DIRECTIVE — Records follow. Pull out every line that contains "Precipitation".

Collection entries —
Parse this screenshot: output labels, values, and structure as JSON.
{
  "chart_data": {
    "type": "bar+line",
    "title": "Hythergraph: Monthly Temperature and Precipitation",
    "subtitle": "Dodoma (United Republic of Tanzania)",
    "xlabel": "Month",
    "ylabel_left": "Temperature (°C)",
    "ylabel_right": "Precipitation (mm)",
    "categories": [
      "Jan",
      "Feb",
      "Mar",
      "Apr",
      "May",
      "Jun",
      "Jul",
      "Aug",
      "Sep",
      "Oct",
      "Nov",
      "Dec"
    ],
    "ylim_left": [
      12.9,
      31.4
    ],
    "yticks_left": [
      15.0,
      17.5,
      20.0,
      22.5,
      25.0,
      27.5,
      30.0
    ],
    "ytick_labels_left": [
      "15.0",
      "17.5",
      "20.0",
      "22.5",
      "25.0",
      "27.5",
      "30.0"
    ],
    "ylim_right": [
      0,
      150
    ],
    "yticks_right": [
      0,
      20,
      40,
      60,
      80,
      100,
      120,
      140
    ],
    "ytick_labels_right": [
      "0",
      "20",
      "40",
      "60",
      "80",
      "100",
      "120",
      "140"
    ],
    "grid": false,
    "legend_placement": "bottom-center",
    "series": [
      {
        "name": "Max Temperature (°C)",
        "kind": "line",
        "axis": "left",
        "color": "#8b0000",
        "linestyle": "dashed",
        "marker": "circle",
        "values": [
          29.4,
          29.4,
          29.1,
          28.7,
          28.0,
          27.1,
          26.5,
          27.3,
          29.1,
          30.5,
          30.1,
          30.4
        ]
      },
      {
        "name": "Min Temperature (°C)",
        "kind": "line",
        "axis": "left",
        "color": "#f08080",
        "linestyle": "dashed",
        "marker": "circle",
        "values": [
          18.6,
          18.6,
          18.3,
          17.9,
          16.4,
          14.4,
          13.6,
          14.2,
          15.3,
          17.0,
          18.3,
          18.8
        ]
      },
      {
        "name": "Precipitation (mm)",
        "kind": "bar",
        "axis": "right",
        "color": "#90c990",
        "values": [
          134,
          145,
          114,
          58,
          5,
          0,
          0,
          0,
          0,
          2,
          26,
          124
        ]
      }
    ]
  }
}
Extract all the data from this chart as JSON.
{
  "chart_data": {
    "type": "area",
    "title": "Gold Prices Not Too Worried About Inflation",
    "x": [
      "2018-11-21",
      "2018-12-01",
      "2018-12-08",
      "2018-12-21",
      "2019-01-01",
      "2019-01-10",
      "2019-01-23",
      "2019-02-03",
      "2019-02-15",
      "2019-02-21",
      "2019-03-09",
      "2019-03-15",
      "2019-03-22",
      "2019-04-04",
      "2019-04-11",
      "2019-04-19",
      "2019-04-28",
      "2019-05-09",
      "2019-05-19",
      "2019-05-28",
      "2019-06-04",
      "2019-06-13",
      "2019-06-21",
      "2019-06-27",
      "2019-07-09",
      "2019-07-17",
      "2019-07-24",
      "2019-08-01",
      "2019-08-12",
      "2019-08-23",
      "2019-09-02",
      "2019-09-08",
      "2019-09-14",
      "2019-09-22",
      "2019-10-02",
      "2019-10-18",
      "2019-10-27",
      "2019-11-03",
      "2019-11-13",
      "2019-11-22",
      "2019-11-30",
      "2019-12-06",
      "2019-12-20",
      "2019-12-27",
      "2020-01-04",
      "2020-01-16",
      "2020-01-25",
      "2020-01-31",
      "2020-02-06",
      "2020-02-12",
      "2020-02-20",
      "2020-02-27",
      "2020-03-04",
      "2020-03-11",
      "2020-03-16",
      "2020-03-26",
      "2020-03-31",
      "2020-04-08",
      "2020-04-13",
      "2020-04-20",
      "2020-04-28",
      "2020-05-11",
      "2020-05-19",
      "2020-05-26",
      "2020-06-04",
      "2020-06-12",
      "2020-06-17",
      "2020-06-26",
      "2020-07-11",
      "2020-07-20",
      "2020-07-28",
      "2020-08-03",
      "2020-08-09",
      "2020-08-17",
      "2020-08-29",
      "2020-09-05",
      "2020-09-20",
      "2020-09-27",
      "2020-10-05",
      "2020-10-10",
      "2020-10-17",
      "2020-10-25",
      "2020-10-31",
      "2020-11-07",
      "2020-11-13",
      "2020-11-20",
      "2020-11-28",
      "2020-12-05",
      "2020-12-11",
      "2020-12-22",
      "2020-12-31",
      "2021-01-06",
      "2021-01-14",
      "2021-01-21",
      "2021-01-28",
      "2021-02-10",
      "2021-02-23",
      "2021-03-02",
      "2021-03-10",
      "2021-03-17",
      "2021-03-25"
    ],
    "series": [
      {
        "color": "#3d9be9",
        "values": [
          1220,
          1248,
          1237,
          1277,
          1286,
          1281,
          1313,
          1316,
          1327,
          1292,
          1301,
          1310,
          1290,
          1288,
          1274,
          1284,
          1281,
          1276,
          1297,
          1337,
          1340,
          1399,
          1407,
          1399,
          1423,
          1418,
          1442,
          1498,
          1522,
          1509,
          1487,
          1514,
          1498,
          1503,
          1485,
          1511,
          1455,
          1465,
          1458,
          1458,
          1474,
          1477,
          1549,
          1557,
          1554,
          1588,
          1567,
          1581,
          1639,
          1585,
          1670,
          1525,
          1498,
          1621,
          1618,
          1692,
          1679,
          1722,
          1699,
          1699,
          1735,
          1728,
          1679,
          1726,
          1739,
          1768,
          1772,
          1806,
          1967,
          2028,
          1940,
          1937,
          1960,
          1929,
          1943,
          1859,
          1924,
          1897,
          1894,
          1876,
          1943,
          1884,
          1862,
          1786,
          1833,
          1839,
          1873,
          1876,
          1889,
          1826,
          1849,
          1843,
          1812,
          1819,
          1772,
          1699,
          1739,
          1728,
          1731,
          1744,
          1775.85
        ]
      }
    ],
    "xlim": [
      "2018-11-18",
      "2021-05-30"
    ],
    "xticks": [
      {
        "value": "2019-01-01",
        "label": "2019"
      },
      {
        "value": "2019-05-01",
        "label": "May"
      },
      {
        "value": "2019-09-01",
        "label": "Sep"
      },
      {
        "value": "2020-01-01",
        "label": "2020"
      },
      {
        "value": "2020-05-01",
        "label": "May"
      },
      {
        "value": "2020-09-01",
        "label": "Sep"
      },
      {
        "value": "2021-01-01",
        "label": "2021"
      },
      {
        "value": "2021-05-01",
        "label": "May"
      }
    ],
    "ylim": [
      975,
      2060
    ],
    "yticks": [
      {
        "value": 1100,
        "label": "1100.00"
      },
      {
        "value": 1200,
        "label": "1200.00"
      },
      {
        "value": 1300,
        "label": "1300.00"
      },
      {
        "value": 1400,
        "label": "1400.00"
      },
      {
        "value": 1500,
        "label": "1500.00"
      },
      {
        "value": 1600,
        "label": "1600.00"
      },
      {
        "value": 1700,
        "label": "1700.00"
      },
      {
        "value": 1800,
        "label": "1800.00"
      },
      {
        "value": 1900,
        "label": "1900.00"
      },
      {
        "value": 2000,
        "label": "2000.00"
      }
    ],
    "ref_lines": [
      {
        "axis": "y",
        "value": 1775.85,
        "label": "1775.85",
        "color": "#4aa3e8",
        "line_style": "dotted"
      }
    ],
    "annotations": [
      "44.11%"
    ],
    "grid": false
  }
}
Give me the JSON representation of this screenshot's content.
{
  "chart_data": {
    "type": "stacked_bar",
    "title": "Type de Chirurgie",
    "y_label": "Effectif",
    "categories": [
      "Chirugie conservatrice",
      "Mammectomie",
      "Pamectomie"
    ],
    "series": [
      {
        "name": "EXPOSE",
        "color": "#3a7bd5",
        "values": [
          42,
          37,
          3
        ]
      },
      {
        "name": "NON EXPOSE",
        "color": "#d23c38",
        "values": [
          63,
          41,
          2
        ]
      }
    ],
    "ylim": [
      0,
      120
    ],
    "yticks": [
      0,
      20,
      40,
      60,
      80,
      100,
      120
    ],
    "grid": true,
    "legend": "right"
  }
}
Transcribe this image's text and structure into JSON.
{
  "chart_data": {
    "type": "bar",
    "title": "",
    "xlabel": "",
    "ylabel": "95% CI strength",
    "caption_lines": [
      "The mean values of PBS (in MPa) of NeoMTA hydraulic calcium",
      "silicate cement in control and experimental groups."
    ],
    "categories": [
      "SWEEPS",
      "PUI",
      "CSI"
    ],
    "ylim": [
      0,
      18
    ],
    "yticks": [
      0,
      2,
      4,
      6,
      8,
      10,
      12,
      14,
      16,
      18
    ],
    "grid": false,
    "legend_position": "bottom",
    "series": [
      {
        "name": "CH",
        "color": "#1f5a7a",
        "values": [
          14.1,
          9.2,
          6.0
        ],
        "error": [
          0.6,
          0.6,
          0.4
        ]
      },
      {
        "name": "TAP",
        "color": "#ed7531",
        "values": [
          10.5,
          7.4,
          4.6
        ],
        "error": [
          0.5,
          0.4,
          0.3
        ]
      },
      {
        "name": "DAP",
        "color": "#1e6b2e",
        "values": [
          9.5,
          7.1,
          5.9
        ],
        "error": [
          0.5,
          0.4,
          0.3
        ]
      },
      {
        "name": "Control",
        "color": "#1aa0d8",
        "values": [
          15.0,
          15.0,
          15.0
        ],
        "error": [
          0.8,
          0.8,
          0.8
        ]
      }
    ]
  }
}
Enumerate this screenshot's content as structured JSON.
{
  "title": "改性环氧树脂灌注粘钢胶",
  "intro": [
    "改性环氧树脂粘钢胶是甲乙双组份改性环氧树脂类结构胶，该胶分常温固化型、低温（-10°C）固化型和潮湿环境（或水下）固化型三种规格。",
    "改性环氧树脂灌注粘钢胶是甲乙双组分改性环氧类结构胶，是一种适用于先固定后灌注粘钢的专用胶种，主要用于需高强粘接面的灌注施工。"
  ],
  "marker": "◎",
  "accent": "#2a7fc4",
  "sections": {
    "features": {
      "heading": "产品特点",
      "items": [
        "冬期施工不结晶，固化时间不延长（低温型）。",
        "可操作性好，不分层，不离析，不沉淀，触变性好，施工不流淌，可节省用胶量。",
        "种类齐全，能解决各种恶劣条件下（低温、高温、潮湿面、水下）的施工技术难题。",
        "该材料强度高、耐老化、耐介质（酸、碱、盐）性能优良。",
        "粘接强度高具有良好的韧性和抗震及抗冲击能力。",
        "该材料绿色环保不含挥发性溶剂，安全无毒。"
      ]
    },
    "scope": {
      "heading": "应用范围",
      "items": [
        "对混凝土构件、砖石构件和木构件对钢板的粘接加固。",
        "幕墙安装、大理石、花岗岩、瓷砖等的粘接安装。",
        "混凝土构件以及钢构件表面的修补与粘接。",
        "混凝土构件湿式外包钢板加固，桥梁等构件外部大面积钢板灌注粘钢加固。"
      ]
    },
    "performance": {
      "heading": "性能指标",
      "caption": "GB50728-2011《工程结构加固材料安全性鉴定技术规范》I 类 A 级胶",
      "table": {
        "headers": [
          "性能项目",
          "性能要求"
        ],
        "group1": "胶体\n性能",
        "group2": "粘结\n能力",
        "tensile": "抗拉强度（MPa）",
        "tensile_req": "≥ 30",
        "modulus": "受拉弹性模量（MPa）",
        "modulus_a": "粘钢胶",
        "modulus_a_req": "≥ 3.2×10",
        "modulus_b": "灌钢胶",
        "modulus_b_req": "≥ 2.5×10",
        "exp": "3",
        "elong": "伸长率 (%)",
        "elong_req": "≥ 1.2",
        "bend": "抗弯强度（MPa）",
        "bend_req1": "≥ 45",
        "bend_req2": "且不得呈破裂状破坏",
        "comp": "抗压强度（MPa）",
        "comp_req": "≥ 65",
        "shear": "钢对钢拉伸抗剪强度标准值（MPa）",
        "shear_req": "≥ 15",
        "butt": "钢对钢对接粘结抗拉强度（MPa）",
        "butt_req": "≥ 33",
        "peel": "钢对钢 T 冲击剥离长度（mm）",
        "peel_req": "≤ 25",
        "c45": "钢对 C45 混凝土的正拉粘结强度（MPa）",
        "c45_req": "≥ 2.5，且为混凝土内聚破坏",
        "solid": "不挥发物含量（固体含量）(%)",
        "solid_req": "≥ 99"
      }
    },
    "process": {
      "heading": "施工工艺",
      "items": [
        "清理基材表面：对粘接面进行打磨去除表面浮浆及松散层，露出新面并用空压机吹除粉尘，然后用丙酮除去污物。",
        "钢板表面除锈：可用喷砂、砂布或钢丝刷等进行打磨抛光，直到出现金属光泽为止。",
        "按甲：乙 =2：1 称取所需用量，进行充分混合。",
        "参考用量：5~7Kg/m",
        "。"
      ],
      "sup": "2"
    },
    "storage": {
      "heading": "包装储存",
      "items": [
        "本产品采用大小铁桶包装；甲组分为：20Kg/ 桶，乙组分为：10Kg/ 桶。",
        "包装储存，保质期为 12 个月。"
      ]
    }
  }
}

RESPONSE TO THE TASK —
    "title": "Hythergraph: Monthly Temperature and Precipitation",
    "ylabel_right": "Precipitation (mm)",
        "name": "Precipitation (mm)",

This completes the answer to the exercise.